→ **INSTRUCTIONS TO FOLLOW**: Put every line of the entries below into a numbered list, skipping blank lines and leaving out the pictures.

→ **INPUT**:
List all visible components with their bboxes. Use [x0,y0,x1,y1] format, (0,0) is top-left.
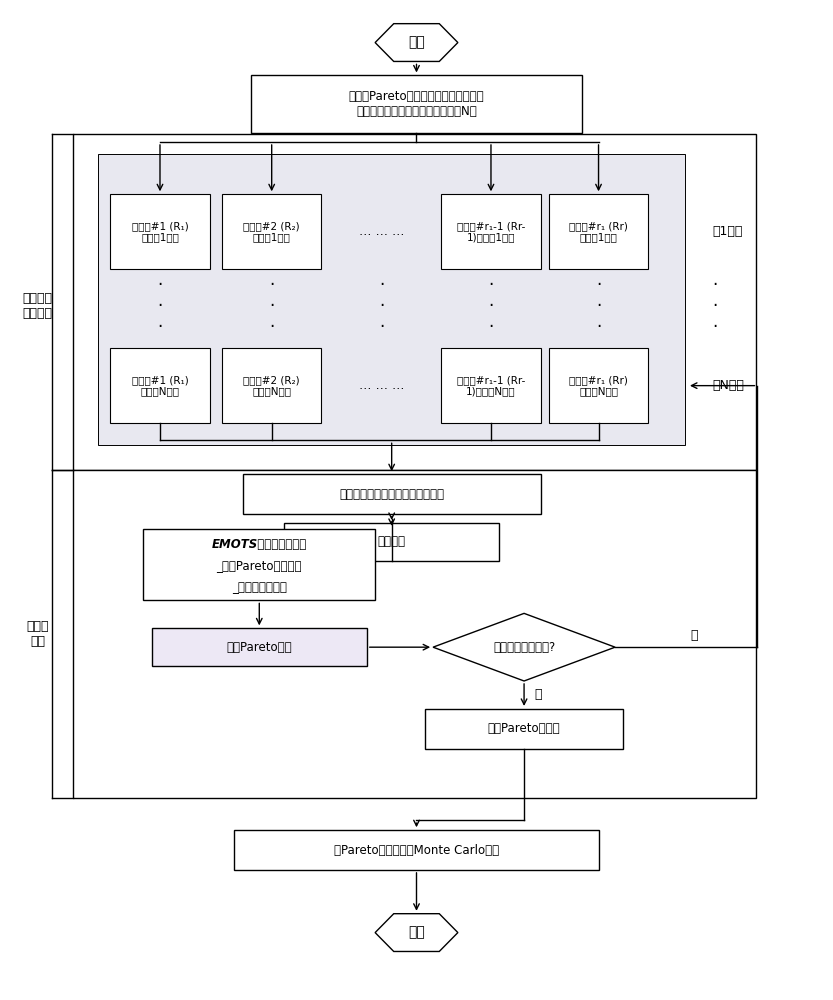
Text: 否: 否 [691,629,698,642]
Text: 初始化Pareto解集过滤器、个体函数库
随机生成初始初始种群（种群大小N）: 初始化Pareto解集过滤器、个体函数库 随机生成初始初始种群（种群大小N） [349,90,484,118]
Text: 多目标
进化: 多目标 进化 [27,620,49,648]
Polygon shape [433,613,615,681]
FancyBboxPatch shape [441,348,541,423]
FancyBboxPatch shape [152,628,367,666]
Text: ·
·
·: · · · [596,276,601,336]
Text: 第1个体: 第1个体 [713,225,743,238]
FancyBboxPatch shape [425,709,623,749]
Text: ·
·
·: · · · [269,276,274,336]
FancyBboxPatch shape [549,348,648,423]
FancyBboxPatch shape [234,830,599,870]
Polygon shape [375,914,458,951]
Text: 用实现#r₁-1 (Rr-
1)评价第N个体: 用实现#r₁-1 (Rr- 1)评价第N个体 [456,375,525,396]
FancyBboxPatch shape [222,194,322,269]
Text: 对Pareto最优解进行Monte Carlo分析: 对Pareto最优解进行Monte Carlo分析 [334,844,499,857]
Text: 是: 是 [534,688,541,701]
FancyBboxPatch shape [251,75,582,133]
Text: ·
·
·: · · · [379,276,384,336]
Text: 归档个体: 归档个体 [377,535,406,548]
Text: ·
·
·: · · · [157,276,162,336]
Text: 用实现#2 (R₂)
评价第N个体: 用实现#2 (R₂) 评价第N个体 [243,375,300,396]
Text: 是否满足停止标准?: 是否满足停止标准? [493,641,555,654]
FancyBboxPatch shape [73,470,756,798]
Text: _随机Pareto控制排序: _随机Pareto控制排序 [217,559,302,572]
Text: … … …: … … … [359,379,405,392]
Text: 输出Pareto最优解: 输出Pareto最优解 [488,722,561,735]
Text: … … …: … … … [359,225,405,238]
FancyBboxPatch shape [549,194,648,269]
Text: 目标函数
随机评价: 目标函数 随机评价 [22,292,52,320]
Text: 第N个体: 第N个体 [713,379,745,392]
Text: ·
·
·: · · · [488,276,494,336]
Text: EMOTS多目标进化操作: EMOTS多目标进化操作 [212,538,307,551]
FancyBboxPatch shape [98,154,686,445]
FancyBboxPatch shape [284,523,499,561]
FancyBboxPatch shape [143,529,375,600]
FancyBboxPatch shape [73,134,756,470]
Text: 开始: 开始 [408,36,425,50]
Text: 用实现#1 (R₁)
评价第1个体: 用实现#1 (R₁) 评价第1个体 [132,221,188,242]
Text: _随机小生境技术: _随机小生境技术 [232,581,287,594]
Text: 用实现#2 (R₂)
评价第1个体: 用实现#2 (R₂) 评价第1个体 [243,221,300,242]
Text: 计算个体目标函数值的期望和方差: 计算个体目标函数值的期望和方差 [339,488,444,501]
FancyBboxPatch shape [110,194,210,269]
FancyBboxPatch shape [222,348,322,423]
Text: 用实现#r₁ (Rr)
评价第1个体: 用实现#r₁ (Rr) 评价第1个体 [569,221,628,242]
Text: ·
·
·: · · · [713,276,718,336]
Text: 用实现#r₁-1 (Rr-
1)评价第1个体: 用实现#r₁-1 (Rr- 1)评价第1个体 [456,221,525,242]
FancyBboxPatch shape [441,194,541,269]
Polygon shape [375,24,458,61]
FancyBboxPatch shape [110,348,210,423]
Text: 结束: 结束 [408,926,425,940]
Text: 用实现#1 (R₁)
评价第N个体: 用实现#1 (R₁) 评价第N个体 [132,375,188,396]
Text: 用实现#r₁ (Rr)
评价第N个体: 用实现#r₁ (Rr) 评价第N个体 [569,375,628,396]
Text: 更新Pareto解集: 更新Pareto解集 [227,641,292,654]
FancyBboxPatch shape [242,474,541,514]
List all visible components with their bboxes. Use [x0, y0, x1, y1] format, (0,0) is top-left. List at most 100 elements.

→ **FINISHED EXERCISE**:
1. List all visible components with their bboxes. Use [x0,y0,x1,y1] format, (0,0) is top-left.
2. Text: 否: 否 [691,629,698,642]
3. Text: 初始化Pareto解集过滤器、个体函数库
4. 随机生成初始初始种群（种群大小N）: 初始化Pareto解集过滤器、个体函数库 随机生成初始初始种群（种群大小N） [349,90,484,118]
5. Text: 多目标
6. 进化: 多目标 进化 [27,620,49,648]
7. Polygon shape [433,613,615,681]
8. FancyBboxPatch shape [441,348,541,423]
9. FancyBboxPatch shape [152,628,367,666]
10. Text: ·
11. ·
12. ·: · · · [596,276,601,336]
13. Text: 第1个体: 第1个体 [713,225,743,238]
14. FancyBboxPatch shape [425,709,623,749]
15. Text: ·
16. ·
17. ·: · · · [269,276,274,336]
18. FancyBboxPatch shape [549,348,648,423]
19. FancyBboxPatch shape [234,830,599,870]
20. Polygon shape [375,914,458,951]
21. Text: 用实现#r₁-1 (Rr-
22. 1)评价第N个体: 用实现#r₁-1 (Rr- 1)评价第N个体 [456,375,525,396]
23. FancyBboxPatch shape [222,194,322,269]
24. Text: 对Pareto最优解进行Monte Carlo分析: 对Pareto最优解进行Monte Carlo分析 [334,844,499,857]
25. Text: 是: 是 [534,688,541,701]
26. FancyBboxPatch shape [251,75,582,133]
27. Text: ·
28. ·
29. ·: · · · [379,276,384,336]
30. Text: 归档个体: 归档个体 [377,535,406,548]
31. Text: ·
32. ·
33. ·: · · · [157,276,162,336]
34. Text: 用实现#2 (R₂)
35. 评价第N个体: 用实现#2 (R₂) 评价第N个体 [243,375,300,396]
36. Text: 是否满足停止标准?: 是否满足停止标准? [493,641,555,654]
37. FancyBboxPatch shape [73,470,756,798]
38. Text: _随机Pareto控制排序: _随机Pareto控制排序 [217,559,302,572]
39. Text: … … …: … … … [359,379,405,392]
40. Text: 输出Pareto最优解: 输出Pareto最优解 [488,722,561,735]
41. Text: … … …: … … … [359,225,405,238]
42. FancyBboxPatch shape [549,194,648,269]
43. Text: 目标函数
44. 随机评价: 目标函数 随机评价 [22,292,52,320]
45. Text: 第N个体: 第N个体 [713,379,745,392]
46. Text: ·
47. ·
48. ·: · · · [488,276,494,336]
49. Text: EMOTS多目标进化操作: EMOTS多目标进化操作 [212,538,307,551]
50. FancyBboxPatch shape [98,154,686,445]
51. FancyBboxPatch shape [284,523,499,561]
52. FancyBboxPatch shape [143,529,375,600]
53. FancyBboxPatch shape [73,134,756,470]
54. Text: 开始: 开始 [408,36,425,50]
55. Text: 用实现#1 (R₁)
56. 评价第1个体: 用实现#1 (R₁) 评价第1个体 [132,221,188,242]
57. Text: _随机小生境技术: _随机小生境技术 [232,581,287,594]
58. Text: 用实现#2 (R₂)
59. 评价第1个体: 用实现#2 (R₂) 评价第1个体 [243,221,300,242]
60. Text: 计算个体目标函数值的期望和方差: 计算个体目标函数值的期望和方差 [339,488,444,501]
61. FancyBboxPatch shape [110,194,210,269]
62. FancyBboxPatch shape [222,348,322,423]
63. Text: 用实现#r₁ (Rr)
64. 评价第1个体: 用实现#r₁ (Rr) 评价第1个体 [569,221,628,242]
65. Text: ·
66. ·
67. ·: · · · [713,276,718,336]
68. Text: 用实现#r₁-1 (Rr-
69. 1)评价第1个体: 用实现#r₁-1 (Rr- 1)评价第1个体 [456,221,525,242]
70. FancyBboxPatch shape [441,194,541,269]
71. Polygon shape [375,24,458,61]
72. FancyBboxPatch shape [110,348,210,423]
73. Text: 结束: 结束 [408,926,425,940]
74. Text: 用实现#1 (R₁)
75. 评价第N个体: 用实现#1 (R₁) 评价第N个体 [132,375,188,396]
76. Text: 用实现#r₁ (Rr)
77. 评价第N个体: 用实现#r₁ (Rr) 评价第N个体 [569,375,628,396]
78. Text: 更新Pareto解集: 更新Pareto解集 [227,641,292,654]
79. FancyBboxPatch shape [242,474,541,514]
80. List all visible components with their bboxes. Use [x0, y0, x1, y1] format, (0,0) is top-left. List at most 100 elements.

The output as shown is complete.